[START OF RECORD SET]

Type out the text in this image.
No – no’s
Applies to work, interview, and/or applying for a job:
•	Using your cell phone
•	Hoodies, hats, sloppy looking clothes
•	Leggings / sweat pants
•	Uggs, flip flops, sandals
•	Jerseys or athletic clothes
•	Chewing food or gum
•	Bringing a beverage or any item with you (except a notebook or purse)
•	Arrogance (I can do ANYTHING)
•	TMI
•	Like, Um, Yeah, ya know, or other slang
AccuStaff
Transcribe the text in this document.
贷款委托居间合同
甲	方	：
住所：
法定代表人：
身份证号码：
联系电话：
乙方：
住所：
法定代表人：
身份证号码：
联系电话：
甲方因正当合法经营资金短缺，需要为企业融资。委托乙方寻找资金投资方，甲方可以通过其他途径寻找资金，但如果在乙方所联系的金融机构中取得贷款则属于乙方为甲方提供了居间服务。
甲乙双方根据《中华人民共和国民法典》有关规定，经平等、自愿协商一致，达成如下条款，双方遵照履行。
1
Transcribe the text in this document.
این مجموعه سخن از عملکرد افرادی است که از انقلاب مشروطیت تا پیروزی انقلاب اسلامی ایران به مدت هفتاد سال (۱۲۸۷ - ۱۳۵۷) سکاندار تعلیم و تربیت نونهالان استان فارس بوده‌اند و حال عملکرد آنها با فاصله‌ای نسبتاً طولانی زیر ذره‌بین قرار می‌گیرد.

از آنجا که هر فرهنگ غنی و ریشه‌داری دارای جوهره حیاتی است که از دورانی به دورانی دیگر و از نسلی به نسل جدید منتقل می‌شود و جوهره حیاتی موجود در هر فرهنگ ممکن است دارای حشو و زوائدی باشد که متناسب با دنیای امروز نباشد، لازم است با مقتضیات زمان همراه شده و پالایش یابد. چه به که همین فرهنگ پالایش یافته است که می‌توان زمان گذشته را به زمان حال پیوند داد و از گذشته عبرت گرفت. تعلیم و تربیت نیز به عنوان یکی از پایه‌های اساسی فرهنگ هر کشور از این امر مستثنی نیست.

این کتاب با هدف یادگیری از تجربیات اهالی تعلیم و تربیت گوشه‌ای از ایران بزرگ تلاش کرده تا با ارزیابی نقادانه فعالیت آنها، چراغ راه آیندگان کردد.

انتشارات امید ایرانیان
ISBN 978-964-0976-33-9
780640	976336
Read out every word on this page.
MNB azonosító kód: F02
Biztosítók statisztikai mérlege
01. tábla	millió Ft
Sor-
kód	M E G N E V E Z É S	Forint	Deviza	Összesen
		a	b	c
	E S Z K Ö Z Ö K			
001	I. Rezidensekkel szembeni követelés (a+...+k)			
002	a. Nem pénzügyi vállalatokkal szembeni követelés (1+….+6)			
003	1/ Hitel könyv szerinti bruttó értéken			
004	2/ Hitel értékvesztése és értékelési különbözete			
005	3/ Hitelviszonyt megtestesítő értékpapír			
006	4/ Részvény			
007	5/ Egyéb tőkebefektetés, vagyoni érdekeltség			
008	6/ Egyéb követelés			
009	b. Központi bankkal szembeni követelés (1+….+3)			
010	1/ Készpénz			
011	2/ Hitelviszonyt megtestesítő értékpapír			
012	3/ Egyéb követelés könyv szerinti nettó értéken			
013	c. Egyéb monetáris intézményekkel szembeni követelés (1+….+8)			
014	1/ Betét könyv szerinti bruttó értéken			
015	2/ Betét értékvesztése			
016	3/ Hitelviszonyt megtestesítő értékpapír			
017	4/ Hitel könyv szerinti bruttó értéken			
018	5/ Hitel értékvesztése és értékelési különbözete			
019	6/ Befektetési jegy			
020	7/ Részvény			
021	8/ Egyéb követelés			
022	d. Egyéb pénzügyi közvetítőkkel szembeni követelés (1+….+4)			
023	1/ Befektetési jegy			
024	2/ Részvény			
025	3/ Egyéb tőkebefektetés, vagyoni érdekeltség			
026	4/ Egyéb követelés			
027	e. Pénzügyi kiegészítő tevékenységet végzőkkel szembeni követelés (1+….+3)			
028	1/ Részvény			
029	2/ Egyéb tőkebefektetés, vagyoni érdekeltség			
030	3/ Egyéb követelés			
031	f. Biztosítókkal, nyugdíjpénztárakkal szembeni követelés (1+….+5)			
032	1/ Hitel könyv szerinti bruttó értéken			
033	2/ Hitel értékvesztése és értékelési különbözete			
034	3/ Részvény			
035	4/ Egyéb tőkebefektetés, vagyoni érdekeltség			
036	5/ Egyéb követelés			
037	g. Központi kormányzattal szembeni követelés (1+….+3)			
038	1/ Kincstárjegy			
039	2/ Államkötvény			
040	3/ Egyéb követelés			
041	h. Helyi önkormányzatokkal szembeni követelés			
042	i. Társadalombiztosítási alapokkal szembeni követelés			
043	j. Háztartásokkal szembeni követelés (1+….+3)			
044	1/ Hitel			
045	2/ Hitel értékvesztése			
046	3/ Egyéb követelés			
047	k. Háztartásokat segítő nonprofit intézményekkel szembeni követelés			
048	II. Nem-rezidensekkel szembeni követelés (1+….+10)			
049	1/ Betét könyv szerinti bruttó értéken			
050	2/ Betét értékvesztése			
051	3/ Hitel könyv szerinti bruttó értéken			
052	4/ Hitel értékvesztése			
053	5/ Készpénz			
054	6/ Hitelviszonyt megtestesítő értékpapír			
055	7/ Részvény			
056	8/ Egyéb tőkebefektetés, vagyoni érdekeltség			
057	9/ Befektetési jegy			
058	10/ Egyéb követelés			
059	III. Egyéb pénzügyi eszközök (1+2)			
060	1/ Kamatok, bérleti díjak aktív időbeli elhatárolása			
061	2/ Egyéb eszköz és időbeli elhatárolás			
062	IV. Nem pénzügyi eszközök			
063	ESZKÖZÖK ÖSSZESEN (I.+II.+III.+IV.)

[END OF RECORD SET]

WHAT THE TASK ASKS:
Gather up the lines containing the word "értéken" from these records and copy them.

SOLUTION TO THE EXERCISE:
003	1/ Hitel könyv szerinti bruttó értéken			
012	3/ Egyéb követelés könyv szerinti nettó értéken			
014	1/ Betét könyv szerinti bruttó értéken			
017	4/ Hitel könyv szerinti bruttó értéken			
032	1/ Hitel könyv szerinti bruttó értéken			
049	1/ Betét könyv szerinti bruttó értéken			
051	3/ Hitel könyv szerinti bruttó értéken			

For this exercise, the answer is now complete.